WHAT THE TASK REQUIRES:
Below is a block of records; reproduce all of them exactly and leave out any pictures.

[Stored items from a collection]
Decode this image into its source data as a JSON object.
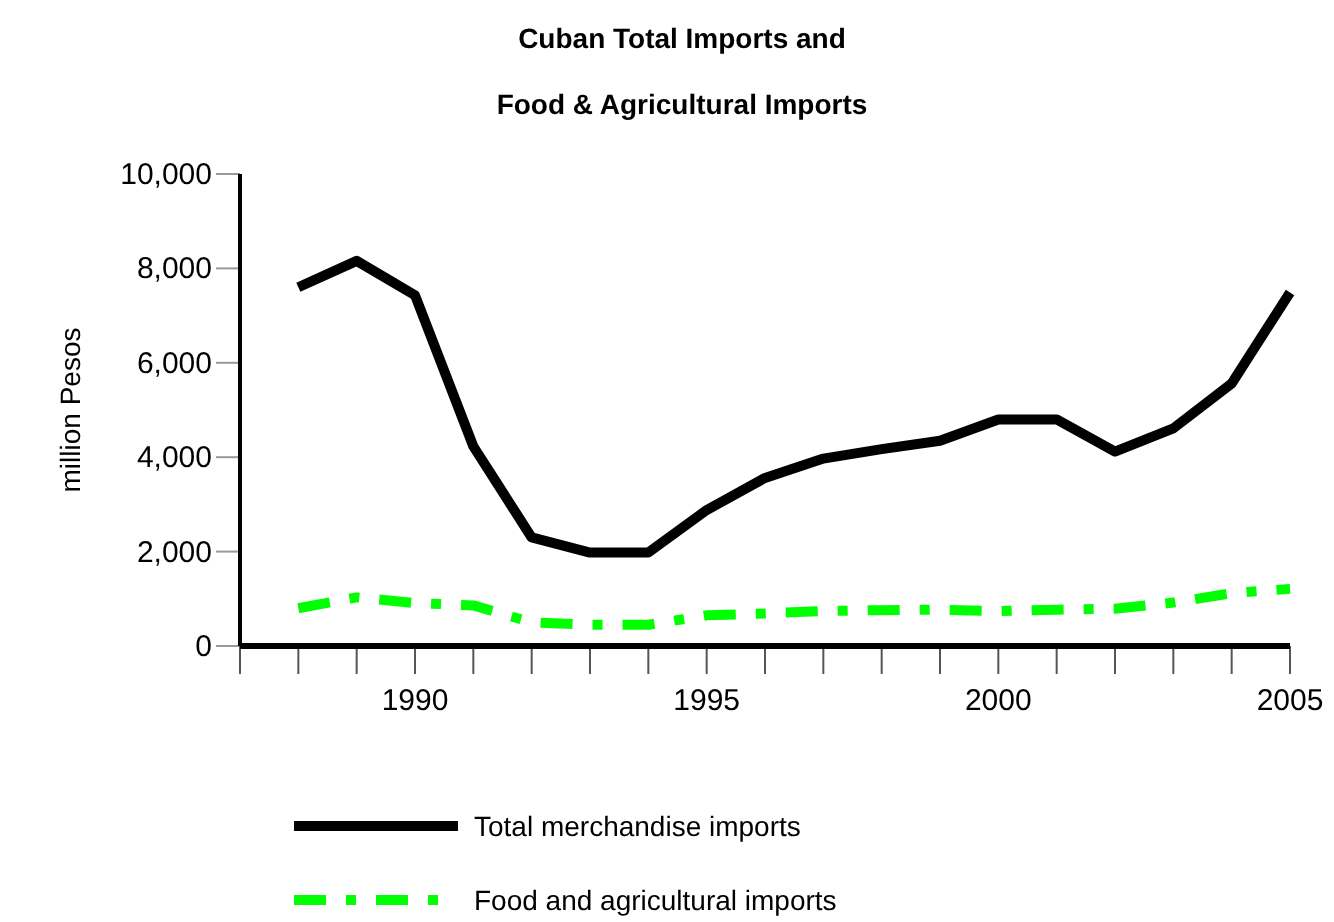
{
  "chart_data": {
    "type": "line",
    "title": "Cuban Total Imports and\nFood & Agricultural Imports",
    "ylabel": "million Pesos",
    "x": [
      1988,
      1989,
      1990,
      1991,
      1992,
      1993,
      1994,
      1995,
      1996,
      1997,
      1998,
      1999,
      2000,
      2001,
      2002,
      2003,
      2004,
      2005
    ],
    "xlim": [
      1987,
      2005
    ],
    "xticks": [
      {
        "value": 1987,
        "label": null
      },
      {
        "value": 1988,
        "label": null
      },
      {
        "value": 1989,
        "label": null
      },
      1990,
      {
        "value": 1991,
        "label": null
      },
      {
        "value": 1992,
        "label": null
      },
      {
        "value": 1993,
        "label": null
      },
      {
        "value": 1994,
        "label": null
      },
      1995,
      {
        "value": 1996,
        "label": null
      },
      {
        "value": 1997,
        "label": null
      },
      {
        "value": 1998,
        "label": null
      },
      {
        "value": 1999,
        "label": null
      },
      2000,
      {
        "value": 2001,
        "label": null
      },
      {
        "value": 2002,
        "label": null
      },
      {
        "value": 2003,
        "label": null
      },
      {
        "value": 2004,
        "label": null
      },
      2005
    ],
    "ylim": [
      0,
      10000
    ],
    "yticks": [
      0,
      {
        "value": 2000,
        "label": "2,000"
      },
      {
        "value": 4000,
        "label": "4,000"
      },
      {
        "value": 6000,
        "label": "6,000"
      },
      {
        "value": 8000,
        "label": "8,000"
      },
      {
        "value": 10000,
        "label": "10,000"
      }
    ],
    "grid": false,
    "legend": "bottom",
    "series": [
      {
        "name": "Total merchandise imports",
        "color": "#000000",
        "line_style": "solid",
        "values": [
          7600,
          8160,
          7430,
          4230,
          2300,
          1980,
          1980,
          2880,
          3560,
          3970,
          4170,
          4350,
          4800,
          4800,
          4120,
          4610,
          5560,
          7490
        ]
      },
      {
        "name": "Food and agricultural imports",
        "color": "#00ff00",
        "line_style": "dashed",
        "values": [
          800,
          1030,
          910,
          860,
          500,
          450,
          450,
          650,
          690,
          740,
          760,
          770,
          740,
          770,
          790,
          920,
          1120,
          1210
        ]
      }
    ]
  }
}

ANSWER TO THIS PROBLEM:
Decode this image into its source data as a JSON object.
{
  "chart_data": {
    "type": "line",
    "title": "Cuban Total Imports and\nFood & Agricultural Imports",
    "ylabel": "million Pesos",
    "x": [
      1988,
      1989,
      1990,
      1991,
      1992,
      1993,
      1994,
      1995,
      1996,
      1997,
      1998,
      1999,
      2000,
      2001,
      2002,
      2003,
      2004,
      2005
    ],
    "xlim": [
      1987,
      2005
    ],
    "xticks": [
      {
        "value": 1987,
        "label": null
      },
      {
        "value": 1988,
        "label": null
      },
      {
        "value": 1989,
        "label": null
      },
      1990,
      {
        "value": 1991,
        "label": null
      },
      {
        "value": 1992,
        "label": null
      },
      {
        "value": 1993,
        "label": null
      },
      {
        "value": 1994,
        "label": null
      },
      1995,
      {
        "value": 1996,
        "label": null
      },
      {
        "value": 1997,
        "label": null
      },
      {
        "value": 1998,
        "label": null
      },
      {
        "value": 1999,
        "label": null
      },
      2000,
      {
        "value": 2001,
        "label": null
      },
      {
        "value": 2002,
        "label": null
      },
      {
        "value": 2003,
        "label": null
      },
      {
        "value": 2004,
        "label": null
      },
      2005
    ],
    "ylim": [
      0,
      10000
    ],
    "yticks": [
      0,
      {
        "value": 2000,
        "label": "2,000"
      },
      {
        "value": 4000,
        "label": "4,000"
      },
      {
        "value": 6000,
        "label": "6,000"
      },
      {
        "value": 8000,
        "label": "8,000"
      },
      {
        "value": 10000,
        "label": "10,000"
      }
    ],
    "grid": false,
    "legend": "bottom",
    "series": [
      {
        "name": "Total merchandise imports",
        "color": "#000000",
        "line_style": "solid",
        "values": [
          7600,
          8160,
          7430,
          4230,
          2300,
          1980,
          1980,
          2880,
          3560,
          3970,
          4170,
          4350,
          4800,
          4800,
          4120,
          4610,
          5560,
          7490
        ]
      },
      {
        "name": "Food and agricultural imports",
        "color": "#00ff00",
        "line_style": "dashed",
        "values": [
          800,
          1030,
          910,
          860,
          500,
          450,
          450,
          650,
          690,
          740,
          760,
          770,
          740,
          770,
          790,
          920,
          1120,
          1210
        ]
      }
    ]
  }
}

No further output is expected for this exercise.